_ИСХОДНЫЙ ТЕКСТ_
_ _ _

На дежурствах для Виталия самое сложное — это ожидание. Пока командир не скажет: «Выезд», — все в экипаже остаются на местах, «кто бы и как ни орал в рацию». А еще сердце сжимается при виде животных, оставшихся без дома и хозяев.

— Как-то во время дежурства в Бахмуте, когда на всей скорости вез экипаж, сбил собаку. А я очень люблю животных… Но возможности притормозить или объехать ее не было: на горке стояли русские «птурщики», и им только дай возможность в тебя выстрелить, — вспоминает собеседник. — Чуть-чуть себя успокоил, что видел много бездомных собак с человеческими конечностями в пасти. Наверное, то одичалое животное тоже, скорее всего, пришлось бы усыпить. Но произошло это, к сожалению, так жестоко.

«За всю войну я ни разу не словил ситуацию, когда бы опустились руки»

Виталий в Киеве в «учебке», 2022 год. Фото: личный архив 
Виталий в Киеве в «учебке», 2022 год. Фото: личный архив

В мае, когда россияне активизировались в Харьковской области, Виталий дежурил там на одном из горячих участков. Незадолго до нового наступления водителя срочно вызвали на смену. Экипаж работал на броневике.

— Помню, как в первое утро часа в три все вокруг начинает бахать. В небе зарево: летят КАБы (корректируемые авиационные бомбы. — Прим. ред.), ФАБы (фугасные авиабомбы. — Прим. ред.), ракеты, работают «Грады» (советская реактивная система залпового огня. — Прим. ред.) и артиллерия. В общем, все, что у русских может стрелять, стреляет, — рассказывает собеседник. — Мы сидим на рации, слушаем п**дец, что происходит. Понимаем, противник двигается, как говорится, «на ноге». Что-то вроде штурмовых подразделений с автоматами, пулеметами. Машины эвакуации перед нашими глазами ездят одна за другой. Помню, как рядом с нами собрались щенки и коты. Было видно, как они трясутся от страха. Мы их покормили, немного отвлеклись. Наш экипаж в тот день не вызывали, мы работали в следующие сутки.

В тот период жизнь медэкипажа Виталия изменилась не только из-за интенсивности дежурств. По словам водителя, в такие времена начинаешь не доверять каждой проезжающей рядом машине: не знаешь, кто в ней может ехать.

— Были ситуации, когда дээргэшники (диверсионно-разведывательные группы. — Прим. ред.) гоняли с нашими знаками отличия, — объясняет он. — На дежурствах мы с медиком боялись заезжать в пустые дома и, если была возможность поспать, ложились в бронике, закрыв засовы.

_ _ _

_ИСХОДНЫЕ МАТЕРИАЛЫ_
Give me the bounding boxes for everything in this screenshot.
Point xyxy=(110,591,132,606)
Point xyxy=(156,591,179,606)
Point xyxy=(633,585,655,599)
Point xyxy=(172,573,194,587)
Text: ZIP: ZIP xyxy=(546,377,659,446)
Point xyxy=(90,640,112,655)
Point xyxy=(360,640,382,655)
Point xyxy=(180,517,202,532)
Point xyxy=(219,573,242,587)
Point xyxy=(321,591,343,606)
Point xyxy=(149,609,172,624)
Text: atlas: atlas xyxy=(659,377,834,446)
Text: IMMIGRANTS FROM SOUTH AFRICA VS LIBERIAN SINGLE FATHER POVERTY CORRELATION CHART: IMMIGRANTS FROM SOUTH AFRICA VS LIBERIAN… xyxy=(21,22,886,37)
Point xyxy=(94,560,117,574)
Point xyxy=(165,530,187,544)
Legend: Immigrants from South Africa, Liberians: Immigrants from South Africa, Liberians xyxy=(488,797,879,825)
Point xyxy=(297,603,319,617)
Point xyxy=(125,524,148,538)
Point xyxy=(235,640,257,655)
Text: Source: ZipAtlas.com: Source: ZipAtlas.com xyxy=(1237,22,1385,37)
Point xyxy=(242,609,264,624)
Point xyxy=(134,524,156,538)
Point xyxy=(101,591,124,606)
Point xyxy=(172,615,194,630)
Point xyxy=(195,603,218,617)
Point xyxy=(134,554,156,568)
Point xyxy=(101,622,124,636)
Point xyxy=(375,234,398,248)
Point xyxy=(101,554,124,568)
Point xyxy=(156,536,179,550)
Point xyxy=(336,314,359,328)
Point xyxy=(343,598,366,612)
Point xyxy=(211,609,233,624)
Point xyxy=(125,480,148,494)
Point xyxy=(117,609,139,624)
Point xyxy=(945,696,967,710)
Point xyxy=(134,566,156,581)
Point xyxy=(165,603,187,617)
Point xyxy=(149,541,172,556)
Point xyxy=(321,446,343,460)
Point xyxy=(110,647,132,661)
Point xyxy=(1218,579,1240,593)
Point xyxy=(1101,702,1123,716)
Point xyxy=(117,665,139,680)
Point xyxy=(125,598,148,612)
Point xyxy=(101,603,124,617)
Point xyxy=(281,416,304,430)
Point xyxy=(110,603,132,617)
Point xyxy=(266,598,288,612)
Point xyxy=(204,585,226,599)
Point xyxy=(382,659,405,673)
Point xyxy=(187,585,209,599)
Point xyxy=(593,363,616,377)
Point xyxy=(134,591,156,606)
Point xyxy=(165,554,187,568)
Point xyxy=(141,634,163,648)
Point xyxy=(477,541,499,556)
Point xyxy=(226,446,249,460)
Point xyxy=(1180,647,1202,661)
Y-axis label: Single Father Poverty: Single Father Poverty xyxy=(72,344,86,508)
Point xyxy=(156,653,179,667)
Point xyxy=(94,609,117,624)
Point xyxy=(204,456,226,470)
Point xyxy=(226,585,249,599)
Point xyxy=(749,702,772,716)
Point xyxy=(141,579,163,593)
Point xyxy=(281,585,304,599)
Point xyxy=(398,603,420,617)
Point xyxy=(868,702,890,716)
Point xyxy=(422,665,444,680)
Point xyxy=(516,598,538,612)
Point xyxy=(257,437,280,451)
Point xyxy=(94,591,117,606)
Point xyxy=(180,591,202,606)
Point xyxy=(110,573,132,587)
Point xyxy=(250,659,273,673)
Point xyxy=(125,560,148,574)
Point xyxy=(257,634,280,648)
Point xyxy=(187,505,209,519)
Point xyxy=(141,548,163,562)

_ _ _

_ВАШЕ ЗАДАНИЕ_
Продолжите рассказ о водителе медэкипажа Виталии сразу после его последнего предложения.

_ОТВЕТ НА ЗАДАНИЕ_
Если сравнивать те майские дежурства и долгую работу в Бахмуте, то они, говорит Виталий, отличались. По наблюдениям водителя, заметно, что учатся и те, кто воюет в ВСУ, и на стороне РФ. Плюс везде начинают применять хитрость.

— У русских есть такая штука, как дистанционное минирование. Они спускают на наши дороги мины на парашютах. Поэтому, когда едешь, смотришь на всякую металлическую х**ню, которая валяется на пути, — отмечает водитель. — Если сравнивать войну сейчас и в 2022-м, то, как мне кажется, «трехсотых» теперь меньше. В ВСУ, думаю, это связано с подготовкой людей, она стала сильнее. Плюс ребят-украинцев начали лучше одевать. Помню, как в начале службы у меня была ситуация в Бахмуте, когда украинцы подошли со мной сфотографироваться. Сказали: «Мы таких рейнджеров никогда даже в фильмах не видели». Наша «экипа» была сильно мощнее. А сейчас иногда смотришь на их обмундирование и думаешь: «Б*я, я как лох одет» (смеется). У русских тоже появились фишки в экипировке.

Обсуждать ситуацию на участке фронта, где он сейчас работает, водитель отказывается. Объясняет, что правила безопасности не позволяют. Не скрывает, операция ВСУ в Курской области настроения прибавила. Но положение дел в Покровске держит в напряжении: российские войска там наступают.

— За всю войну я ни разу не словил ситуацию, когда бы опустились руки. Да, морально бывает тяжело, а порой и страшно, но так всем. А если ты начнешь выносить г**но, которое тебя тяготит, ты только расстраиваешь других. Я себе такого позволить не могу. Мы еще повоюем.